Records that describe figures
________________________
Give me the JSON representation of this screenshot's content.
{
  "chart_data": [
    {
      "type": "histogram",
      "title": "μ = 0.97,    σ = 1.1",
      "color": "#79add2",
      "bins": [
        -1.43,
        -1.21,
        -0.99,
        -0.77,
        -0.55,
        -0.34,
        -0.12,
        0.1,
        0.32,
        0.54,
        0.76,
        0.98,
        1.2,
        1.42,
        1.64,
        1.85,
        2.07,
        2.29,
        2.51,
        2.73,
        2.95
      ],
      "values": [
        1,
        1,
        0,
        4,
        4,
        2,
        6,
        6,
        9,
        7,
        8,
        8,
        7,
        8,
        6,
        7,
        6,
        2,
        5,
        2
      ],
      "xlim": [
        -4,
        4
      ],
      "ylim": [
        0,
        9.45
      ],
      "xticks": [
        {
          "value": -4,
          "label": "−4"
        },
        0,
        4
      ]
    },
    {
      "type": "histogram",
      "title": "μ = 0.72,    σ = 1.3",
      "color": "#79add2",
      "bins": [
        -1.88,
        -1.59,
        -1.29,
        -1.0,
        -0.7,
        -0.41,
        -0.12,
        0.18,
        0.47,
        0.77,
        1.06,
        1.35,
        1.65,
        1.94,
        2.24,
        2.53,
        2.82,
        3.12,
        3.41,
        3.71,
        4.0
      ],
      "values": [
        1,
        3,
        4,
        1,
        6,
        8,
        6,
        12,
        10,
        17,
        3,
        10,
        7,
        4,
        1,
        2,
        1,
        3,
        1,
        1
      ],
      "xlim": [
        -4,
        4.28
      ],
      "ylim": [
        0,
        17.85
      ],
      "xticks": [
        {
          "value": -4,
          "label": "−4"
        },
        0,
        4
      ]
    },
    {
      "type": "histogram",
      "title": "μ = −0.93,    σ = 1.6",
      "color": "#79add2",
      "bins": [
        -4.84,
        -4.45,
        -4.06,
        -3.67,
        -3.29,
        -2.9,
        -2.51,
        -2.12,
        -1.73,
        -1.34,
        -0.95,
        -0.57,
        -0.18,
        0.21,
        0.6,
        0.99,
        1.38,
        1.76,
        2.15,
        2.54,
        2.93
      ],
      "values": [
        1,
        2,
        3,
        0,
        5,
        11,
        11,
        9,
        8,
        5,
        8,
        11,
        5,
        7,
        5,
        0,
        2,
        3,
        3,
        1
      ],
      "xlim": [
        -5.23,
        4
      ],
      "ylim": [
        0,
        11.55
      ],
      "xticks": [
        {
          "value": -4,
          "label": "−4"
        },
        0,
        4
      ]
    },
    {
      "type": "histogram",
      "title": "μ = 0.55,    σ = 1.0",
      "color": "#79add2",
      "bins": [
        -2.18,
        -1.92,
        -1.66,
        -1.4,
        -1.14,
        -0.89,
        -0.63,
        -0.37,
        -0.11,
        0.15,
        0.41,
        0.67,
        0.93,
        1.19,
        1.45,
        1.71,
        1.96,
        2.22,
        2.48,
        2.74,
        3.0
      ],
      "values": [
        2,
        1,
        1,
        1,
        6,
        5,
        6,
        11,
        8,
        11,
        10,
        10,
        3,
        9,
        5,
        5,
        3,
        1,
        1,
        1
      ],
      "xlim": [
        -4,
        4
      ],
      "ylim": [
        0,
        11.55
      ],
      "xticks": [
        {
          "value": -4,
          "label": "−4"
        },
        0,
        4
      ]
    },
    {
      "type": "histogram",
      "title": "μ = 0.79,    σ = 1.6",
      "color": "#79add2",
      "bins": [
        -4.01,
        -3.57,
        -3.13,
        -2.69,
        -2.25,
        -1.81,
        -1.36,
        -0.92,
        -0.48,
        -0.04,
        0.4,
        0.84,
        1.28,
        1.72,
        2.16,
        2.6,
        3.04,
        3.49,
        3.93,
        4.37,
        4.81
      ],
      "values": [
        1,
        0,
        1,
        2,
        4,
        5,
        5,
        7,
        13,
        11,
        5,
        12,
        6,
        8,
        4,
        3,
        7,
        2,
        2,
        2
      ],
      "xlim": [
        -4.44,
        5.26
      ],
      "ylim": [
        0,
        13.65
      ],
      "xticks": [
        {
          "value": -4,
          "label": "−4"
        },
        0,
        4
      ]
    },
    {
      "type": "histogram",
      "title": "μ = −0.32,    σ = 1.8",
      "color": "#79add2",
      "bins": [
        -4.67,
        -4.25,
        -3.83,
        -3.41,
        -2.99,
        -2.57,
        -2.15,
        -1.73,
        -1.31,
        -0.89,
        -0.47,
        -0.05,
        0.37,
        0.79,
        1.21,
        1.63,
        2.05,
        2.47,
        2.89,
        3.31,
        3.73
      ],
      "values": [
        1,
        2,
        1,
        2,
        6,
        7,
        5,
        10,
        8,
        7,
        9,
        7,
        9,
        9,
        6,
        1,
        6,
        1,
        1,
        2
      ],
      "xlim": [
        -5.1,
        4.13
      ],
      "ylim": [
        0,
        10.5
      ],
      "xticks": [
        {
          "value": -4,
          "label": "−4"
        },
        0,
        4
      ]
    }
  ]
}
________________________
**What the exercise asks**
Copy out all of the data exactly, leaving nothing out.

**The result**
Give me the JSON representation of this screenshot's content.
{
  "chart_data": [
    {
      "type": "histogram",
      "title": "μ = 0.97,    σ = 1.1",
      "color": "#79add2",
      "bins": [
        -1.43,
        -1.21,
        -0.99,
        -0.77,
        -0.55,
        -0.34,
        -0.12,
        0.1,
        0.32,
        0.54,
        0.76,
        0.98,
        1.2,
        1.42,
        1.64,
        1.85,
        2.07,
        2.29,
        2.51,
        2.73,
        2.95
      ],
      "values": [
        1,
        1,
        0,
        4,
        4,
        2,
        6,
        6,
        9,
        7,
        8,
        8,
        7,
        8,
        6,
        7,
        6,
        2,
        5,
        2
      ],
      "xlim": [
        -4,
        4
      ],
      "ylim": [
        0,
        9.45
      ],
      "xticks": [
        {
          "value": -4,
          "label": "−4"
        },
        0,
        4
      ]
    },
    {
      "type": "histogram",
      "title": "μ = 0.72,    σ = 1.3",
      "color": "#79add2",
      "bins": [
        -1.88,
        -1.59,
        -1.29,
        -1.0,
        -0.7,
        -0.41,
        -0.12,
        0.18,
        0.47,
        0.77,
        1.06,
        1.35,
        1.65,
        1.94,
        2.24,
        2.53,
        2.82,
        3.12,
        3.41,
        3.71,
        4.0
      ],
      "values": [
        1,
        3,
        4,
        1,
        6,
        8,
        6,
        12,
        10,
        17,
        3,
        10,
        7,
        4,
        1,
        2,
        1,
        3,
        1,
        1
      ],
      "xlim": [
        -4,
        4.28
      ],
      "ylim": [
        0,
        17.85
      ],
      "xticks": [
        {
          "value": -4,
          "label": "−4"
        },
        0,
        4
      ]
    },
    {
      "type": "histogram",
      "title": "μ = −0.93,    σ = 1.6",
      "color": "#79add2",
      "bins": [
        -4.84,
        -4.45,
        -4.06,
        -3.67,
        -3.29,
        -2.9,
        -2.51,
        -2.12,
        -1.73,
        -1.34,
        -0.95,
        -0.57,
        -0.18,
        0.21,
        0.6,
        0.99,
        1.38,
        1.76,
        2.15,
        2.54,
        2.93
      ],
      "values": [
        1,
        2,
        3,
        0,
        5,
        11,
        11,
        9,
        8,
        5,
        8,
        11,
        5,
        7,
        5,
        0,
        2,
        3,
        3,
        1
      ],
      "xlim": [
        -5.23,
        4
      ],
      "ylim": [
        0,
        11.55
      ],
      "xticks": [
        {
          "value": -4,
          "label": "−4"
        },
        0,
        4
      ]
    },
    {
      "type": "histogram",
      "title": "μ = 0.55,    σ = 1.0",
      "color": "#79add2",
      "bins": [
        -2.18,
        -1.92,
        -1.66,
        -1.4,
        -1.14,
        -0.89,
        -0.63,
        -0.37,
        -0.11,
        0.15,
        0.41,
        0.67,
        0.93,
        1.19,
        1.45,
        1.71,
        1.96,
        2.22,
        2.48,
        2.74,
        3.0
      ],
      "values": [
        2,
        1,
        1,
        1,
        6,
        5,
        6,
        11,
        8,
        11,
        10,
        10,
        3,
        9,
        5,
        5,
        3,
        1,
        1,
        1
      ],
      "xlim": [
        -4,
        4
      ],
      "ylim": [
        0,
        11.55
      ],
      "xticks": [
        {
          "value": -4,
          "label": "−4"
        },
        0,
        4
      ]
    },
    {
      "type": "histogram",
      "title": "μ = 0.79,    σ = 1.6",
      "color": "#79add2",
      "bins": [
        -4.01,
        -3.57,
        -3.13,
        -2.69,
        -2.25,
        -1.81,
        -1.36,
        -0.92,
        -0.48,
        -0.04,
        0.4,
        0.84,
        1.28,
        1.72,
        2.16,
        2.6,
        3.04,
        3.49,
        3.93,
        4.37,
        4.81
      ],
      "values": [
        1,
        0,
        1,
        2,
        4,
        5,
        5,
        7,
        13,
        11,
        5,
        12,
        6,
        8,
        4,
        3,
        7,
        2,
        2,
        2
      ],
      "xlim": [
        -4.44,
        5.26
      ],
      "ylim": [
        0,
        13.65
      ],
      "xticks": [
        {
          "value": -4,
          "label": "−4"
        },
        0,
        4
      ]
    },
    {
      "type": "histogram",
      "title": "μ = −0.32,    σ = 1.8",
      "color": "#79add2",
      "bins": [
        -4.67,
        -4.25,
        -3.83,
        -3.41,
        -2.99,
        -2.57,
        -2.15,
        -1.73,
        -1.31,
        -0.89,
        -0.47,
        -0.05,
        0.37,
        0.79,
        1.21,
        1.63,
        2.05,
        2.47,
        2.89,
        3.31,
        3.73
      ],
      "values": [
        1,
        2,
        1,
        2,
        6,
        7,
        5,
        10,
        8,
        7,
        9,
        7,
        9,
        9,
        6,
        1,
        6,
        1,
        1,
        2
      ],
      "xlim": [
        -5.1,
        4.13
      ],
      "ylim": [
        0,
        10.5
      ],
      "xticks": [
        {
          "value": -4,
          "label": "−4"
        },
        0,
        4
      ]
    }
  ]
}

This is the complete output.